#### What to work on:
Below are records to be output exactly, every one of them.

#### Material for this task:
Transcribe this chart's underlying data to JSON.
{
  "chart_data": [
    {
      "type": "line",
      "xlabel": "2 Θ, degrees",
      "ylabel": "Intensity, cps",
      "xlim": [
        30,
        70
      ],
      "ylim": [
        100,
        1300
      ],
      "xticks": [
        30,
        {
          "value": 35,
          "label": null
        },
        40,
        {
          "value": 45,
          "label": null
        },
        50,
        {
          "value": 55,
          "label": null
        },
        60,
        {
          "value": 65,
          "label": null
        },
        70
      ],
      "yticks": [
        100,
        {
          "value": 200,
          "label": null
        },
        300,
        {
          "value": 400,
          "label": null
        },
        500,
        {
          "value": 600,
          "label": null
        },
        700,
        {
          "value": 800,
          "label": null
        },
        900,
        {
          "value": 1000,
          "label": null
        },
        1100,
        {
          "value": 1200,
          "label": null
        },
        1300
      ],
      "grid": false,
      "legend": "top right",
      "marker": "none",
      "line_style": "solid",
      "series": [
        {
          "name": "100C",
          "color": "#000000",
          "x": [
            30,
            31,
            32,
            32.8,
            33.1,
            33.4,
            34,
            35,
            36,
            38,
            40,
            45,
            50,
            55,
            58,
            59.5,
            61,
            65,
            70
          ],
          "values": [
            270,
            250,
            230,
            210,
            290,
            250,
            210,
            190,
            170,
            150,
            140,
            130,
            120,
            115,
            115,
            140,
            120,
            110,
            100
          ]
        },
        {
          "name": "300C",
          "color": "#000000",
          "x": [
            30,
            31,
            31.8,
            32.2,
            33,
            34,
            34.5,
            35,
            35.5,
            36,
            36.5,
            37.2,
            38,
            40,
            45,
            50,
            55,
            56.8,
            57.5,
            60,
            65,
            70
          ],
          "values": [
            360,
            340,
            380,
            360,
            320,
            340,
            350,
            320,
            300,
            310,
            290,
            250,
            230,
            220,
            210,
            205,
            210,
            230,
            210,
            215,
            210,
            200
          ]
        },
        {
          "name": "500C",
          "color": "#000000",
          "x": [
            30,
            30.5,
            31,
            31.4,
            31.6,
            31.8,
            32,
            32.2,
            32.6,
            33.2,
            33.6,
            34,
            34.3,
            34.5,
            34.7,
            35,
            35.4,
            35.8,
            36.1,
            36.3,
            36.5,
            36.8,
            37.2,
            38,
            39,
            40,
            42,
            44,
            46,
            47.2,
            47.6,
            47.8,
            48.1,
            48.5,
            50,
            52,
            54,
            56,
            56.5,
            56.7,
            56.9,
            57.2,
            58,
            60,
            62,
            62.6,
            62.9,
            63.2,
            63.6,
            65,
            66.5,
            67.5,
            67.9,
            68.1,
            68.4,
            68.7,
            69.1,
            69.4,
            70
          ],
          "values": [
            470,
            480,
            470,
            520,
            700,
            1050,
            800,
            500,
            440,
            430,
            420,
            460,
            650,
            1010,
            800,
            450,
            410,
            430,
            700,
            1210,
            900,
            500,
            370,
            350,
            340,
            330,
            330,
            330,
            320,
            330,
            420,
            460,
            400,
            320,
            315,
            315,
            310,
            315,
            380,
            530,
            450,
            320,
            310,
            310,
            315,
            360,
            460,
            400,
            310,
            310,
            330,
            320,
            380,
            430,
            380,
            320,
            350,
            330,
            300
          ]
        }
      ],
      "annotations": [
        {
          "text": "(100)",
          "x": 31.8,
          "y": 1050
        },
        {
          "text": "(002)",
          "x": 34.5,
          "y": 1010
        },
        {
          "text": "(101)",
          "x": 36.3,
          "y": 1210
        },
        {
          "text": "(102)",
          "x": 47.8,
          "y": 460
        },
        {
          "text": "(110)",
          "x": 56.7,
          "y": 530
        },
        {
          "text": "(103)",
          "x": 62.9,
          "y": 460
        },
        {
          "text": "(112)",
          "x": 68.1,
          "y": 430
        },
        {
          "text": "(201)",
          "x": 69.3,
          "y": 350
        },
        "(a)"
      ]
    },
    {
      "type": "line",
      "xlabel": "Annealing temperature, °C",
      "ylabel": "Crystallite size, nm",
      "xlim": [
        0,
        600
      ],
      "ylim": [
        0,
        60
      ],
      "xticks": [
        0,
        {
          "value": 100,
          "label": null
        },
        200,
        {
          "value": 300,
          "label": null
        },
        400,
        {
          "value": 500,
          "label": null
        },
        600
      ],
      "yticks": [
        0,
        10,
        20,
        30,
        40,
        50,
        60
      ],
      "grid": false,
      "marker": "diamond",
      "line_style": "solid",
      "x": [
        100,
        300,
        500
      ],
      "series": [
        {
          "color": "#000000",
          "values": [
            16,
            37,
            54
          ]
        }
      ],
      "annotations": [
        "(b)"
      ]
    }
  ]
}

#### Problem solution:
Transcribe this chart's underlying data to JSON.
{
  "chart_data": [
    {
      "type": "line",
      "xlabel": "2 Θ, degrees",
      "ylabel": "Intensity, cps",
      "xlim": [
        30,
        70
      ],
      "ylim": [
        100,
        1300
      ],
      "xticks": [
        30,
        {
          "value": 35,
          "label": null
        },
        40,
        {
          "value": 45,
          "label": null
        },
        50,
        {
          "value": 55,
          "label": null
        },
        60,
        {
          "value": 65,
          "label": null
        },
        70
      ],
      "yticks": [
        100,
        {
          "value": 200,
          "label": null
        },
        300,
        {
          "value": 400,
          "label": null
        },
        500,
        {
          "value": 600,
          "label": null
        },
        700,
        {
          "value": 800,
          "label": null
        },
        900,
        {
          "value": 1000,
          "label": null
        },
        1100,
        {
          "value": 1200,
          "label": null
        },
        1300
      ],
      "grid": false,
      "legend": "top right",
      "marker": "none",
      "line_style": "solid",
      "series": [
        {
          "name": "100C",
          "color": "#000000",
          "x": [
            30,
            31,
            32,
            32.8,
            33.1,
            33.4,
            34,
            35,
            36,
            38,
            40,
            45,
            50,
            55,
            58,
            59.5,
            61,
            65,
            70
          ],
          "values": [
            270,
            250,
            230,
            210,
            290,
            250,
            210,
            190,
            170,
            150,
            140,
            130,
            120,
            115,
            115,
            140,
            120,
            110,
            100
          ]
        },
        {
          "name": "300C",
          "color": "#000000",
          "x": [
            30,
            31,
            31.8,
            32.2,
            33,
            34,
            34.5,
            35,
            35.5,
            36,
            36.5,
            37.2,
            38,
            40,
            45,
            50,
            55,
            56.8,
            57.5,
            60,
            65,
            70
          ],
          "values": [
            360,
            340,
            380,
            360,
            320,
            340,
            350,
            320,
            300,
            310,
            290,
            250,
            230,
            220,
            210,
            205,
            210,
            230,
            210,
            215,
            210,
            200
          ]
        },
        {
          "name": "500C",
          "color": "#000000",
          "x": [
            30,
            30.5,
            31,
            31.4,
            31.6,
            31.8,
            32,
            32.2,
            32.6,
            33.2,
            33.6,
            34,
            34.3,
            34.5,
            34.7,
            35,
            35.4,
            35.8,
            36.1,
            36.3,
            36.5,
            36.8,
            37.2,
            38,
            39,
            40,
            42,
            44,
            46,
            47.2,
            47.6,
            47.8,
            48.1,
            48.5,
            50,
            52,
            54,
            56,
            56.5,
            56.7,
            56.9,
            57.2,
            58,
            60,
            62,
            62.6,
            62.9,
            63.2,
            63.6,
            65,
            66.5,
            67.5,
            67.9,
            68.1,
            68.4,
            68.7,
            69.1,
            69.4,
            70
          ],
          "values": [
            470,
            480,
            470,
            520,
            700,
            1050,
            800,
            500,
            440,
            430,
            420,
            460,
            650,
            1010,
            800,
            450,
            410,
            430,
            700,
            1210,
            900,
            500,
            370,
            350,
            340,
            330,
            330,
            330,
            320,
            330,
            420,
            460,
            400,
            320,
            315,
            315,
            310,
            315,
            380,
            530,
            450,
            320,
            310,
            310,
            315,
            360,
            460,
            400,
            310,
            310,
            330,
            320,
            380,
            430,
            380,
            320,
            350,
            330,
            300
          ]
        }
      ],
      "annotations": [
        {
          "text": "(100)",
          "x": 31.8,
          "y": 1050
        },
        {
          "text": "(002)",
          "x": 34.5,
          "y": 1010
        },
        {
          "text": "(101)",
          "x": 36.3,
          "y": 1210
        },
        {
          "text": "(102)",
          "x": 47.8,
          "y": 460
        },
        {
          "text": "(110)",
          "x": 56.7,
          "y": 530
        },
        {
          "text": "(103)",
          "x": 62.9,
          "y": 460
        },
        {
          "text": "(112)",
          "x": 68.1,
          "y": 430
        },
        {
          "text": "(201)",
          "x": 69.3,
          "y": 350
        },
        "(a)"
      ]
    },
    {
      "type": "line",
      "xlabel": "Annealing temperature, °C",
      "ylabel": "Crystallite size, nm",
      "xlim": [
        0,
        600
      ],
      "ylim": [
        0,
        60
      ],
      "xticks": [
        0,
        {
          "value": 100,
          "label": null
        },
        200,
        {
          "value": 300,
          "label": null
        },
        400,
        {
          "value": 500,
          "label": null
        },
        600
      ],
      "yticks": [
        0,
        10,
        20,
        30,
        40,
        50,
        60
      ],
      "grid": false,
      "marker": "diamond",
      "line_style": "solid",
      "x": [
        100,
        300,
        500
      ],
      "series": [
        {
          "color": "#000000",
          "values": [
            16,
            37,
            54
          ]
        }
      ],
      "annotations": [
        "(b)"
      ]
    }
  ]
}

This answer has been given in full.